──────── Information shown ────────

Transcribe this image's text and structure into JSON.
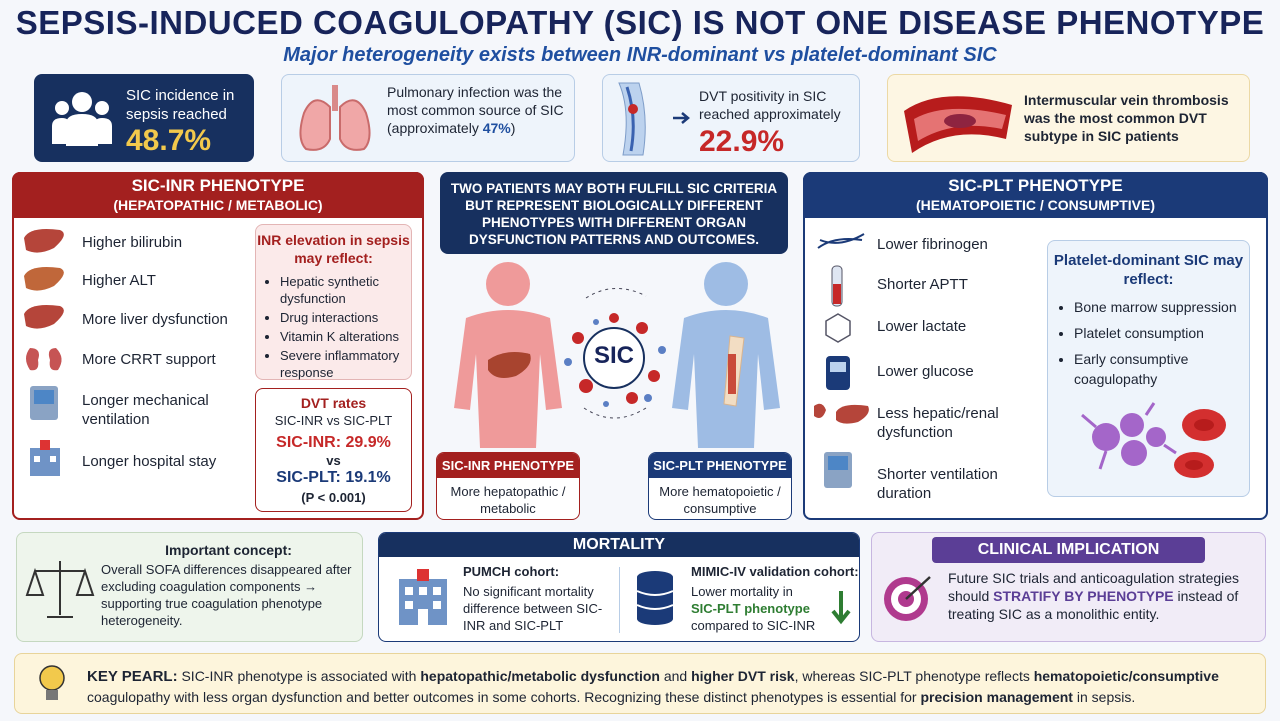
{
  "header": {
    "title": "SEPSIS-INDUCED COAGULOPATHY (SIC) IS NOT ONE DISEASE PHENOTYPE",
    "subtitle": "Major heterogeneity exists between INR-dominant vs platelet-dominant SIC"
  },
  "stats": [
    {
      "text": "SIC incidence in sepsis reached",
      "value": "48.7%"
    },
    {
      "text": "Pulmonary infection was the most common source of SIC (approximately",
      "value": "47%",
      "suffix": ")"
    },
    {
      "text": "DVT positivity in SIC reached approximately",
      "value": "22.9%"
    },
    {
      "text": "Intermuscular vein thrombosis was the most common DVT subtype in SIC patients"
    }
  ],
  "inr_panel": {
    "title": "SIC-INR PHENOTYPE",
    "subtitle": "(HEPATOPATHIC / METABOLIC)",
    "items": [
      "Higher bilirubin",
      "Higher ALT",
      "More liver dysfunction",
      "More CRRT support",
      "Longer mechanical ventilation",
      "Longer hospital stay"
    ],
    "reflect": {
      "title": "INR elevation in sepsis may reflect:",
      "bullets": [
        "Hepatic synthetic dysfunction",
        "Drug interactions",
        "Vitamin K alterations",
        "Severe inflammatory response"
      ]
    },
    "dvt": {
      "title": "DVT rates",
      "subtitle": "SIC-INR vs SIC-PLT",
      "inr": "SIC-INR: 29.9%",
      "vs": "vs",
      "plt": "SIC-PLT: 19.1%",
      "p": "(P < 0.001)"
    }
  },
  "center": {
    "callout": "TWO PATIENTS MAY BOTH FULFILL SIC CRITERIA BUT REPRESENT BIOLOGICALLY DIFFERENT PHENOTYPES WITH DIFFERENT ORGAN DYSFUNCTION PATTERNS AND OUTCOMES.",
    "hub": "SIC",
    "inr_label": {
      "title": "SIC-INR PHENOTYPE",
      "text": "More hepatopathic / metabolic"
    },
    "plt_label": {
      "title": "SIC-PLT PHENOTYPE",
      "text": "More hematopoietic / consumptive"
    }
  },
  "plt_panel": {
    "title": "SIC-PLT PHENOTYPE",
    "subtitle": "(HEMATOPOIETIC / CONSUMPTIVE)",
    "items": [
      "Lower fibrinogen",
      "Shorter APTT",
      "Lower lactate",
      "Lower glucose",
      "Less hepatic/renal dysfunction",
      "Shorter ventilation duration"
    ],
    "reflect": {
      "title": "Platelet-dominant SIC may reflect:",
      "bullets": [
        "Bone marrow suppression",
        "Platelet consumption",
        "Early consumptive coagulopathy"
      ]
    }
  },
  "concept": {
    "title": "Important concept:",
    "text": "Overall SOFA differences disappeared after excluding coagulation components → supporting true coagulation phenotype heterogeneity."
  },
  "mortality": {
    "title": "MORTALITY",
    "pumch": {
      "title": "PUMCH cohort:",
      "text": "No significant mortality difference between SIC-INR and SIC-PLT"
    },
    "mimic": {
      "title": "MIMIC-IV validation cohort:",
      "text": [
        "Lower mortality in",
        "SIC-PLT phenotype",
        "compared to SIC-INR"
      ]
    }
  },
  "implication": {
    "title": "CLINICAL IMPLICATION",
    "text": [
      "Future SIC trials and anticoagulation strategies should",
      "STRATIFY BY PHENOTYPE",
      "instead of treating SIC as a monolithic entity."
    ]
  },
  "pearl": {
    "label": "KEY PEARL:",
    "text": [
      "SIC-INR phenotype is associated with",
      "hepatopathic/metabolic dysfunction",
      "and",
      "higher DVT risk",
      ", whereas SIC-PLT phenotype reflects",
      "hematopoietic/consumptive",
      "coagulopathy with less organ dysfunction and better outcomes in some cohorts. Recognizing these distinct phenotypes is essential for",
      "precision management",
      "in sepsis."
    ]
  }
}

────────

Repeat the records in full and exactly, leaving every picture out.

Transcribe this image's text and structure into JSON.
{
  "header": {
    "title": "SEPSIS-INDUCED COAGULOPATHY (SIC) IS NOT ONE DISEASE PHENOTYPE",
    "subtitle": "Major heterogeneity exists between INR-dominant vs platelet-dominant SIC"
  },
  "stats": [
    {
      "text": "SIC incidence in sepsis reached",
      "value": "48.7%"
    },
    {
      "text": "Pulmonary infection was the most common source of SIC (approximately",
      "value": "47%",
      "suffix": ")"
    },
    {
      "text": "DVT positivity in SIC reached approximately",
      "value": "22.9%"
    },
    {
      "text": "Intermuscular vein thrombosis was the most common DVT subtype in SIC patients"
    }
  ],
  "inr_panel": {
    "title": "SIC-INR PHENOTYPE",
    "subtitle": "(HEPATOPATHIC / METABOLIC)",
    "items": [
      "Higher bilirubin",
      "Higher ALT",
      "More liver dysfunction",
      "More CRRT support",
      "Longer mechanical ventilation",
      "Longer hospital stay"
    ],
    "reflect": {
      "title": "INR elevation in sepsis may reflect:",
      "bullets": [
        "Hepatic synthetic dysfunction",
        "Drug interactions",
        "Vitamin K alterations",
        "Severe inflammatory response"
      ]
    },
    "dvt": {
      "title": "DVT rates",
      "subtitle": "SIC-INR vs SIC-PLT",
      "inr": "SIC-INR: 29.9%",
      "vs": "vs",
      "plt": "SIC-PLT: 19.1%",
      "p": "(P < 0.001)"
    }
  },
  "center": {
    "callout": "TWO PATIENTS MAY BOTH FULFILL SIC CRITERIA BUT REPRESENT BIOLOGICALLY DIFFERENT PHENOTYPES WITH DIFFERENT ORGAN DYSFUNCTION PATTERNS AND OUTCOMES.",
    "hub": "SIC",
    "inr_label": {
      "title": "SIC-INR PHENOTYPE",
      "text": "More hepatopathic / metabolic"
    },
    "plt_label": {
      "title": "SIC-PLT PHENOTYPE",
      "text": "More hematopoietic / consumptive"
    }
  },
  "plt_panel": {
    "title": "SIC-PLT PHENOTYPE",
    "subtitle": "(HEMATOPOIETIC / CONSUMPTIVE)",
    "items": [
      "Lower fibrinogen",
      "Shorter APTT",
      "Lower lactate",
      "Lower glucose",
      "Less hepatic/renal dysfunction",
      "Shorter ventilation duration"
    ],
    "reflect": {
      "title": "Platelet-dominant SIC may reflect:",
      "bullets": [
        "Bone marrow suppression",
        "Platelet consumption",
        "Early consumptive coagulopathy"
      ]
    }
  },
  "concept": {
    "title": "Important concept:",
    "text": "Overall SOFA differences disappeared after excluding coagulation components → supporting true coagulation phenotype heterogeneity."
  },
  "mortality": {
    "title": "MORTALITY",
    "pumch": {
      "title": "PUMCH cohort:",
      "text": "No significant mortality difference between SIC-INR and SIC-PLT"
    },
    "mimic": {
      "title": "MIMIC-IV validation cohort:",
      "text": [
        "Lower mortality in",
        "SIC-PLT phenotype",
        "compared to SIC-INR"
      ]
    }
  },
  "implication": {
    "title": "CLINICAL IMPLICATION",
    "text": [
      "Future SIC trials and anticoagulation strategies should",
      "STRATIFY BY PHENOTYPE",
      "instead of treating SIC as a monolithic entity."
    ]
  },
  "pearl": {
    "label": "KEY PEARL:",
    "text": [
      "SIC-INR phenotype is associated with",
      "hepatopathic/metabolic dysfunction",
      "and",
      "higher DVT risk",
      ", whereas SIC-PLT phenotype reflects",
      "hematopoietic/consumptive",
      "coagulopathy with less organ dysfunction and better outcomes in some cohorts. Recognizing these distinct phenotypes is essential for",
      "precision management",
      "in sepsis."
    ]
  }
}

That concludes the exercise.